Your objective ▸
Quote all of the data below exactly, please.

Start of Records supplied

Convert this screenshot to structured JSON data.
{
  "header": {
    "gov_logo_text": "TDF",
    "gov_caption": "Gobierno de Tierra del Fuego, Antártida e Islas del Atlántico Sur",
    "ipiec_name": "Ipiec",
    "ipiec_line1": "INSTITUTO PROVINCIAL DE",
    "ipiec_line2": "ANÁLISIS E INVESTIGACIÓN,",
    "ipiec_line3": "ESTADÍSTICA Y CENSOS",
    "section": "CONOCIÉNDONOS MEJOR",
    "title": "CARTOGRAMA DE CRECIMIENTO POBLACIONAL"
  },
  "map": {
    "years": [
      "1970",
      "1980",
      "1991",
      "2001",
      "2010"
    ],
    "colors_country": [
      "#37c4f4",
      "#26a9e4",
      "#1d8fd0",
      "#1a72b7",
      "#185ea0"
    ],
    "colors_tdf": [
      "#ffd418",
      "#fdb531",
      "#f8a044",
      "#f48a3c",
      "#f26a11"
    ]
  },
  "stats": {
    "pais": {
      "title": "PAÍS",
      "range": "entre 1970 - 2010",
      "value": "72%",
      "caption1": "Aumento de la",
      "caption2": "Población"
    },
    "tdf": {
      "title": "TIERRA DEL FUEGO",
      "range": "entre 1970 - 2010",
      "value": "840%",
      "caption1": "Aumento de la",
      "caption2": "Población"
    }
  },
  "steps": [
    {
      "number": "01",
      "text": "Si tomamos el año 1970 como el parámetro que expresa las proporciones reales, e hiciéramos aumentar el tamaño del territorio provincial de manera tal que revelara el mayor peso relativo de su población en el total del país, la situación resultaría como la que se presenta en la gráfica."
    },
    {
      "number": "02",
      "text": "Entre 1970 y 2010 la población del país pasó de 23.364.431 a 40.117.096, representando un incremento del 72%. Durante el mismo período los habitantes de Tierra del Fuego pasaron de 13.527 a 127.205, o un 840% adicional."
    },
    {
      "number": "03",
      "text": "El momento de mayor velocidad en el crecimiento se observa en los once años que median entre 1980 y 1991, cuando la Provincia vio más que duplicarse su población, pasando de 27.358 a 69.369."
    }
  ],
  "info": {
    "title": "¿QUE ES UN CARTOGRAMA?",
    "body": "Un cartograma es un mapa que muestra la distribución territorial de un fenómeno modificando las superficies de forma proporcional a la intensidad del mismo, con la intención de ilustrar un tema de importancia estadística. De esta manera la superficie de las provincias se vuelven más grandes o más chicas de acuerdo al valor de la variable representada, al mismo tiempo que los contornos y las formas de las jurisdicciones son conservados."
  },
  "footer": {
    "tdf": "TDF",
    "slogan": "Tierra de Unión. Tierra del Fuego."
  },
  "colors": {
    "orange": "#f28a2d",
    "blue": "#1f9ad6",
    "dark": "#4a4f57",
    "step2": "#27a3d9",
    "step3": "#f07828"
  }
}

End of Records supplied

Written solution ▸
Convert this screenshot to structured JSON data.
{
  "header": {
    "gov_logo_text": "TDF",
    "gov_caption": "Gobierno de Tierra del Fuego, Antártida e Islas del Atlántico Sur",
    "ipiec_name": "Ipiec",
    "ipiec_line1": "INSTITUTO PROVINCIAL DE",
    "ipiec_line2": "ANÁLISIS E INVESTIGACIÓN,",
    "ipiec_line3": "ESTADÍSTICA Y CENSOS",
    "section": "CONOCIÉNDONOS MEJOR",
    "title": "CARTOGRAMA DE CRECIMIENTO POBLACIONAL"
  },
  "map": {
    "years": [
      "1970",
      "1980",
      "1991",
      "2001",
      "2010"
    ],
    "colors_country": [
      "#37c4f4",
      "#26a9e4",
      "#1d8fd0",
      "#1a72b7",
      "#185ea0"
    ],
    "colors_tdf": [
      "#ffd418",
      "#fdb531",
      "#f8a044",
      "#f48a3c",
      "#f26a11"
    ]
  },
  "stats": {
    "pais": {
      "title": "PAÍS",
      "range": "entre 1970 - 2010",
      "value": "72%",
      "caption1": "Aumento de la",
      "caption2": "Población"
    },
    "tdf": {
      "title": "TIERRA DEL FUEGO",
      "range": "entre 1970 - 2010",
      "value": "840%",
      "caption1": "Aumento de la",
      "caption2": "Población"
    }
  },
  "steps": [
    {
      "number": "01",
      "text": "Si tomamos el año 1970 como el parámetro que expresa las proporciones reales, e hiciéramos aumentar el tamaño del territorio provincial de manera tal que revelara el mayor peso relativo de su población en el total del país, la situación resultaría como la que se presenta en la gráfica."
    },
    {
      "number": "02",
      "text": "Entre 1970 y 2010 la población del país pasó de 23.364.431 a 40.117.096, representando un incremento del 72%. Durante el mismo período los habitantes de Tierra del Fuego pasaron de 13.527 a 127.205, o un 840% adicional."
    },
    {
      "number": "03",
      "text": "El momento de mayor velocidad en el crecimiento se observa en los once años que median entre 1980 y 1991, cuando la Provincia vio más que duplicarse su población, pasando de 27.358 a 69.369."
    }
  ],
  "info": {
    "title": "¿QUE ES UN CARTOGRAMA?",
    "body": "Un cartograma es un mapa que muestra la distribución territorial de un fenómeno modificando las superficies de forma proporcional a la intensidad del mismo, con la intención de ilustrar un tema de importancia estadística. De esta manera la superficie de las provincias se vuelven más grandes o más chicas de acuerdo al valor de la variable representada, al mismo tiempo que los contornos y las formas de las jurisdicciones son conservados."
  },
  "footer": {
    "tdf": "TDF",
    "slogan": "Tierra de Unión. Tierra del Fuego."
  },
  "colors": {
    "orange": "#f28a2d",
    "blue": "#1f9ad6",
    "dark": "#4a4f57",
    "step2": "#27a3d9",
    "step3": "#f07828"
  }
}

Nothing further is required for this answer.